**Material for the task**
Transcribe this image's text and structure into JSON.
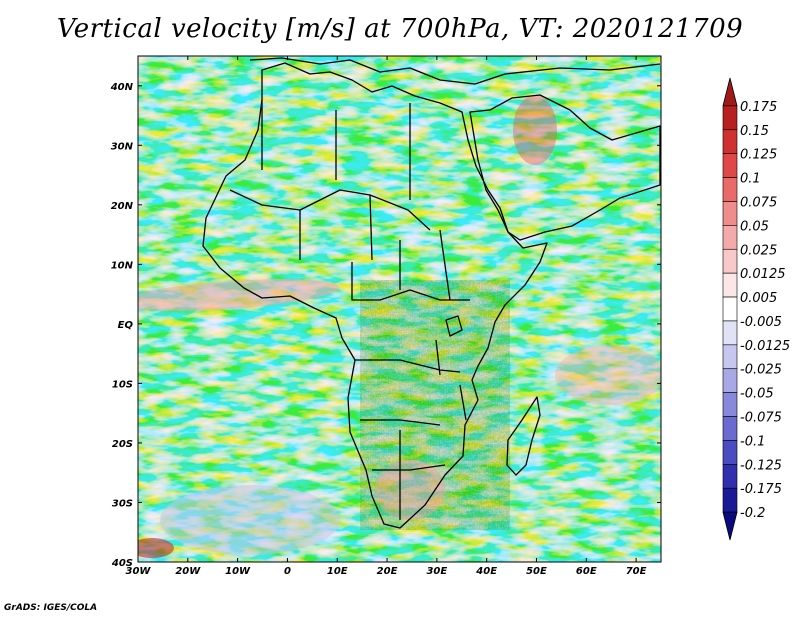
{
  "title": "Vertical velocity [m/s] at 700hPa, VT: 2020121709",
  "credit": "GrADS: IGES/COLA",
  "map": {
    "region": "Africa",
    "field": "vertical velocity",
    "level": "700hPa",
    "lon_range": [
      -30,
      75
    ],
    "lat_range": [
      -40,
      45
    ],
    "lon_ticks": [
      {
        "value": -30,
        "label": "30W"
      },
      {
        "value": -20,
        "label": "20W"
      },
      {
        "value": -10,
        "label": "10W"
      },
      {
        "value": 0,
        "label": "0"
      },
      {
        "value": 10,
        "label": "10E"
      },
      {
        "value": 20,
        "label": "20E"
      },
      {
        "value": 30,
        "label": "30E"
      },
      {
        "value": 40,
        "label": "40E"
      },
      {
        "value": 50,
        "label": "50E"
      },
      {
        "value": 60,
        "label": "60E"
      },
      {
        "value": 70,
        "label": "70E"
      }
    ],
    "lat_ticks": [
      {
        "value": 40,
        "label": "40N"
      },
      {
        "value": 30,
        "label": "30N"
      },
      {
        "value": 20,
        "label": "20N"
      },
      {
        "value": 10,
        "label": "10N"
      },
      {
        "value": 0,
        "label": "EQ"
      },
      {
        "value": -10,
        "label": "10S"
      },
      {
        "value": -20,
        "label": "20S"
      },
      {
        "value": -30,
        "label": "30S"
      },
      {
        "value": -40,
        "label": "40S"
      }
    ]
  },
  "colorbar": {
    "levels": [
      "0.175",
      "0.15",
      "0.125",
      "0.1",
      "0.075",
      "0.05",
      "0.025",
      "0.0125",
      "0.005",
      "-0.005",
      "-0.0125",
      "-0.025",
      "-0.05",
      "-0.075",
      "-0.1",
      "-0.125",
      "-0.175",
      "-0.2"
    ],
    "colors": [
      "#a01a1a",
      "#b82020",
      "#cf3030",
      "#e04848",
      "#ea6a6a",
      "#f08c8c",
      "#f5aaaa",
      "#f9c8c8",
      "#fde6e6",
      "#ffffff",
      "#e2e2f6",
      "#c6c6ef",
      "#a8a8e6",
      "#8888dc",
      "#6a6ad0",
      "#4c4cc2",
      "#3030ae",
      "#1a1a96",
      "#0a0a80"
    ]
  }
}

**Exercise aim**
Without the pictures, repeat the listing above exactly.

**Task result**
Transcribe this image's text and structure into JSON.
{
  "title": "Vertical velocity [m/s] at 700hPa, VT: 2020121709",
  "credit": "GrADS: IGES/COLA",
  "map": {
    "region": "Africa",
    "field": "vertical velocity",
    "level": "700hPa",
    "lon_range": [
      -30,
      75
    ],
    "lat_range": [
      -40,
      45
    ],
    "lon_ticks": [
      {
        "value": -30,
        "label": "30W"
      },
      {
        "value": -20,
        "label": "20W"
      },
      {
        "value": -10,
        "label": "10W"
      },
      {
        "value": 0,
        "label": "0"
      },
      {
        "value": 10,
        "label": "10E"
      },
      {
        "value": 20,
        "label": "20E"
      },
      {
        "value": 30,
        "label": "30E"
      },
      {
        "value": 40,
        "label": "40E"
      },
      {
        "value": 50,
        "label": "50E"
      },
      {
        "value": 60,
        "label": "60E"
      },
      {
        "value": 70,
        "label": "70E"
      }
    ],
    "lat_ticks": [
      {
        "value": 40,
        "label": "40N"
      },
      {
        "value": 30,
        "label": "30N"
      },
      {
        "value": 20,
        "label": "20N"
      },
      {
        "value": 10,
        "label": "10N"
      },
      {
        "value": 0,
        "label": "EQ"
      },
      {
        "value": -10,
        "label": "10S"
      },
      {
        "value": -20,
        "label": "20S"
      },
      {
        "value": -30,
        "label": "30S"
      },
      {
        "value": -40,
        "label": "40S"
      }
    ]
  },
  "colorbar": {
    "levels": [
      "0.175",
      "0.15",
      "0.125",
      "0.1",
      "0.075",
      "0.05",
      "0.025",
      "0.0125",
      "0.005",
      "-0.005",
      "-0.0125",
      "-0.025",
      "-0.05",
      "-0.075",
      "-0.1",
      "-0.125",
      "-0.175",
      "-0.2"
    ],
    "colors": [
      "#a01a1a",
      "#b82020",
      "#cf3030",
      "#e04848",
      "#ea6a6a",
      "#f08c8c",
      "#f5aaaa",
      "#f9c8c8",
      "#fde6e6",
      "#ffffff",
      "#e2e2f6",
      "#c6c6ef",
      "#a8a8e6",
      "#8888dc",
      "#6a6ad0",
      "#4c4cc2",
      "#3030ae",
      "#1a1a96",
      "#0a0a80"
    ]
  }
}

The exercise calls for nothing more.